Give the data again exactly as it appears.

Exercise data
.....
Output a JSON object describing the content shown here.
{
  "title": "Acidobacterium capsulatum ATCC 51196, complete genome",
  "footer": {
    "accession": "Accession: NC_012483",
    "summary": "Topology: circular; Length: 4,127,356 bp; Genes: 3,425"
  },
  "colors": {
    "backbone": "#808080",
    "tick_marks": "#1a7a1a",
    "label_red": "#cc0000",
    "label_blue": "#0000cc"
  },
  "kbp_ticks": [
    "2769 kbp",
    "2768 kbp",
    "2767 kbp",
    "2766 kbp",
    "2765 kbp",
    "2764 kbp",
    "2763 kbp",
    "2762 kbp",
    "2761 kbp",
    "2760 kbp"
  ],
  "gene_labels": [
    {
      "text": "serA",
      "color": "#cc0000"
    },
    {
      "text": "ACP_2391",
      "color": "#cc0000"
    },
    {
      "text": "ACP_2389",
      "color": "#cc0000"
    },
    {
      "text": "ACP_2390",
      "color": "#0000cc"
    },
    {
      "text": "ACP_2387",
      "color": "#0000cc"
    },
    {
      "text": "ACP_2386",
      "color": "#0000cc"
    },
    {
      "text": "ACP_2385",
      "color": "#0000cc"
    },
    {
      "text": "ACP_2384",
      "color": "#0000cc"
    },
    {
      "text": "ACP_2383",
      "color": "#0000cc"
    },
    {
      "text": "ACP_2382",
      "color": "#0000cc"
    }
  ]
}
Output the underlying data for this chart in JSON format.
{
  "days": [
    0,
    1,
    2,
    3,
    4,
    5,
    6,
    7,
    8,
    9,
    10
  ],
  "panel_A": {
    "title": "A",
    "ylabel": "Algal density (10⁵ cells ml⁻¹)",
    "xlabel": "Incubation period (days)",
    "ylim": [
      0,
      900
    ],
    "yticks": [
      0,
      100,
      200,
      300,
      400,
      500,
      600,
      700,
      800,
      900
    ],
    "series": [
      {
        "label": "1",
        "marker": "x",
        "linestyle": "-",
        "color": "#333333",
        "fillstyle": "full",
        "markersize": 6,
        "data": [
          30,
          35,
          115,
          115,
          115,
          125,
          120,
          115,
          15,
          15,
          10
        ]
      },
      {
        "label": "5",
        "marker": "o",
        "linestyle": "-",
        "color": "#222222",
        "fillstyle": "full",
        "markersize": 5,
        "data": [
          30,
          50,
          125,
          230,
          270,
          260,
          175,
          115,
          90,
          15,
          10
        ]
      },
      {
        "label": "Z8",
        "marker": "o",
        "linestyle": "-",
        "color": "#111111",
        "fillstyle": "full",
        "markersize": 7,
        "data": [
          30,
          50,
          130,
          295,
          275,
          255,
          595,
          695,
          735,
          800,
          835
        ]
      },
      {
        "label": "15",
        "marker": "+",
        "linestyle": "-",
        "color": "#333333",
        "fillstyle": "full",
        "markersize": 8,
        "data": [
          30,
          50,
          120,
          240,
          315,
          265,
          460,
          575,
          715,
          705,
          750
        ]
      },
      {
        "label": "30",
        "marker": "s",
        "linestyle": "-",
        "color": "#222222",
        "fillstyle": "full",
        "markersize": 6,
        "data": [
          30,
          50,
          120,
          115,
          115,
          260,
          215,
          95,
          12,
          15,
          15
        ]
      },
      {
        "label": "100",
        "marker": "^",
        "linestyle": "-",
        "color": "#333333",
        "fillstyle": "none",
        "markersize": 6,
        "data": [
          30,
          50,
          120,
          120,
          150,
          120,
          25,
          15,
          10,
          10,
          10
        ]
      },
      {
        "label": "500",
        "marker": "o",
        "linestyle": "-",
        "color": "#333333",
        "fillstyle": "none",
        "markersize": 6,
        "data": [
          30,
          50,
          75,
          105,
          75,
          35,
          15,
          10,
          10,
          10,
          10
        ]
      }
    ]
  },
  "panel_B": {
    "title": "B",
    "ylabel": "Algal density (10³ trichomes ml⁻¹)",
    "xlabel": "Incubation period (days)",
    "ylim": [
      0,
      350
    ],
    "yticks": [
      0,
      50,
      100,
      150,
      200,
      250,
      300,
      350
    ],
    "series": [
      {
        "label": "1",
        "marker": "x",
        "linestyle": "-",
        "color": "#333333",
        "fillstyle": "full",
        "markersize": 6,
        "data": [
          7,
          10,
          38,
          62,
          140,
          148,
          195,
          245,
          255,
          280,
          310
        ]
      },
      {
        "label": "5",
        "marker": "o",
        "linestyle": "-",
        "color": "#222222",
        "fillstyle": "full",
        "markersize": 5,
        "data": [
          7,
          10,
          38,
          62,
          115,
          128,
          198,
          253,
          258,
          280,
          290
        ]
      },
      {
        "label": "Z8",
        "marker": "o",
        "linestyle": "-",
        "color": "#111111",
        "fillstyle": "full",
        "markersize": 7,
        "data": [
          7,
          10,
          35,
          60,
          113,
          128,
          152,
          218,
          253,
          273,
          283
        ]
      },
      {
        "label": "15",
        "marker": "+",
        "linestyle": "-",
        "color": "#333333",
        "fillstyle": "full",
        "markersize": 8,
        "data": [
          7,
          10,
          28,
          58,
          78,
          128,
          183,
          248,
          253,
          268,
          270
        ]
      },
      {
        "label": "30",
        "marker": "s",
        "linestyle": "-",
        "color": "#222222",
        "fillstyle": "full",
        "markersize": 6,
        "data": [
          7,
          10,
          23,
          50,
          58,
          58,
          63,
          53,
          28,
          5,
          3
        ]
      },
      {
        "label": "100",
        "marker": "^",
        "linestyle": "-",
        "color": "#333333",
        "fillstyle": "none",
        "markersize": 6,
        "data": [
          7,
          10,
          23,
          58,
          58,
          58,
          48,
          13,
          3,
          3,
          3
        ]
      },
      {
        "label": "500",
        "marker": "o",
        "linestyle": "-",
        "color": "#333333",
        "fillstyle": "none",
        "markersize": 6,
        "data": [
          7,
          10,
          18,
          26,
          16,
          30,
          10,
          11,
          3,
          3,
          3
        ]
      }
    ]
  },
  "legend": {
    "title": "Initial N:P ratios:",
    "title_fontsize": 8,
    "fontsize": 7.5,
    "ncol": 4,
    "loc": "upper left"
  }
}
.....
Written response
Output a JSON object describing the content shown here.
{
  "title": "Acidobacterium capsulatum ATCC 51196, complete genome",
  "footer": {
    "accession": "Accession: NC_012483",
    "summary": "Topology: circular; Length: 4,127,356 bp; Genes: 3,425"
  },
  "colors": {
    "backbone": "#808080",
    "tick_marks": "#1a7a1a",
    "label_red": "#cc0000",
    "label_blue": "#0000cc"
  },
  "kbp_ticks": [
    "2769 kbp",
    "2768 kbp",
    "2767 kbp",
    "2766 kbp",
    "2765 kbp",
    "2764 kbp",
    "2763 kbp",
    "2762 kbp",
    "2761 kbp",
    "2760 kbp"
  ],
  "gene_labels": [
    {
      "text": "serA",
      "color": "#cc0000"
    },
    {
      "text": "ACP_2391",
      "color": "#cc0000"
    },
    {
      "text": "ACP_2389",
      "color": "#cc0000"
    },
    {
      "text": "ACP_2390",
      "color": "#0000cc"
    },
    {
      "text": "ACP_2387",
      "color": "#0000cc"
    },
    {
      "text": "ACP_2386",
      "color": "#0000cc"
    },
    {
      "text": "ACP_2385",
      "color": "#0000cc"
    },
    {
      "text": "ACP_2384",
      "color": "#0000cc"
    },
    {
      "text": "ACP_2383",
      "color": "#0000cc"
    },
    {
      "text": "ACP_2382",
      "color": "#0000cc"
    }
  ]
}
Output the underlying data for this chart in JSON format.
{
  "days": [
    0,
    1,
    2,
    3,
    4,
    5,
    6,
    7,
    8,
    9,
    10
  ],
  "panel_A": {
    "title": "A",
    "ylabel": "Algal density (10⁵ cells ml⁻¹)",
    "xlabel": "Incubation period (days)",
    "ylim": [
      0,
      900
    ],
    "yticks": [
      0,
      100,
      200,
      300,
      400,
      500,
      600,
      700,
      800,
      900
    ],
    "series": [
      {
        "label": "1",
        "marker": "x",
        "linestyle": "-",
        "color": "#333333",
        "fillstyle": "full",
        "markersize": 6,
        "data": [
          30,
          35,
          115,
          115,
          115,
          125,
          120,
          115,
          15,
          15,
          10
        ]
      },
      {
        "label": "5",
        "marker": "o",
        "linestyle": "-",
        "color": "#222222",
        "fillstyle": "full",
        "markersize": 5,
        "data": [
          30,
          50,
          125,
          230,
          270,
          260,
          175,
          115,
          90,
          15,
          10
        ]
      },
      {
        "label": "Z8",
        "marker": "o",
        "linestyle": "-",
        "color": "#111111",
        "fillstyle": "full",
        "markersize": 7,
        "data": [
          30,
          50,
          130,
          295,
          275,
          255,
          595,
          695,
          735,
          800,
          835
        ]
      },
      {
        "label": "15",
        "marker": "+",
        "linestyle": "-",
        "color": "#333333",
        "fillstyle": "full",
        "markersize": 8,
        "data": [
          30,
          50,
          120,
          240,
          315,
          265,
          460,
          575,
          715,
          705,
          750
        ]
      },
      {
        "label": "30",
        "marker": "s",
        "linestyle": "-",
        "color": "#222222",
        "fillstyle": "full",
        "markersize": 6,
        "data": [
          30,
          50,
          120,
          115,
          115,
          260,
          215,
          95,
          12,
          15,
          15
        ]
      },
      {
        "label": "100",
        "marker": "^",
        "linestyle": "-",
        "color": "#333333",
        "fillstyle": "none",
        "markersize": 6,
        "data": [
          30,
          50,
          120,
          120,
          150,
          120,
          25,
          15,
          10,
          10,
          10
        ]
      },
      {
        "label": "500",
        "marker": "o",
        "linestyle": "-",
        "color": "#333333",
        "fillstyle": "none",
        "markersize": 6,
        "data": [
          30,
          50,
          75,
          105,
          75,
          35,
          15,
          10,
          10,
          10,
          10
        ]
      }
    ]
  },
  "panel_B": {
    "title": "B",
    "ylabel": "Algal density (10³ trichomes ml⁻¹)",
    "xlabel": "Incubation period (days)",
    "ylim": [
      0,
      350
    ],
    "yticks": [
      0,
      50,
      100,
      150,
      200,
      250,
      300,
      350
    ],
    "series": [
      {
        "label": "1",
        "marker": "x",
        "linestyle": "-",
        "color": "#333333",
        "fillstyle": "full",
        "markersize": 6,
        "data": [
          7,
          10,
          38,
          62,
          140,
          148,
          195,
          245,
          255,
          280,
          310
        ]
      },
      {
        "label": "5",
        "marker": "o",
        "linestyle": "-",
        "color": "#222222",
        "fillstyle": "full",
        "markersize": 5,
        "data": [
          7,
          10,
          38,
          62,
          115,
          128,
          198,
          253,
          258,
          280,
          290
        ]
      },
      {
        "label": "Z8",
        "marker": "o",
        "linestyle": "-",
        "color": "#111111",
        "fillstyle": "full",
        "markersize": 7,
        "data": [
          7,
          10,
          35,
          60,
          113,
          128,
          152,
          218,
          253,
          273,
          283
        ]
      },
      {
        "label": "15",
        "marker": "+",
        "linestyle": "-",
        "color": "#333333",
        "fillstyle": "full",
        "markersize": 8,
        "data": [
          7,
          10,
          28,
          58,
          78,
          128,
          183,
          248,
          253,
          268,
          270
        ]
      },
      {
        "label": "30",
        "marker": "s",
        "linestyle": "-",
        "color": "#222222",
        "fillstyle": "full",
        "markersize": 6,
        "data": [
          7,
          10,
          23,
          50,
          58,
          58,
          63,
          53,
          28,
          5,
          3
        ]
      },
      {
        "label": "100",
        "marker": "^",
        "linestyle": "-",
        "color": "#333333",
        "fillstyle": "none",
        "markersize": 6,
        "data": [
          7,
          10,
          23,
          58,
          58,
          58,
          48,
          13,
          3,
          3,
          3
        ]
      },
      {
        "label": "500",
        "marker": "o",
        "linestyle": "-",
        "color": "#333333",
        "fillstyle": "none",
        "markersize": 6,
        "data": [
          7,
          10,
          18,
          26,
          16,
          30,
          10,
          11,
          3,
          3,
          3
        ]
      }
    ]
  },
  "legend": {
    "title": "Initial N:P ratios:",
    "title_fontsize": 8,
    "fontsize": 7.5,
    "ncol": 4,
    "loc": "upper left"
  }
}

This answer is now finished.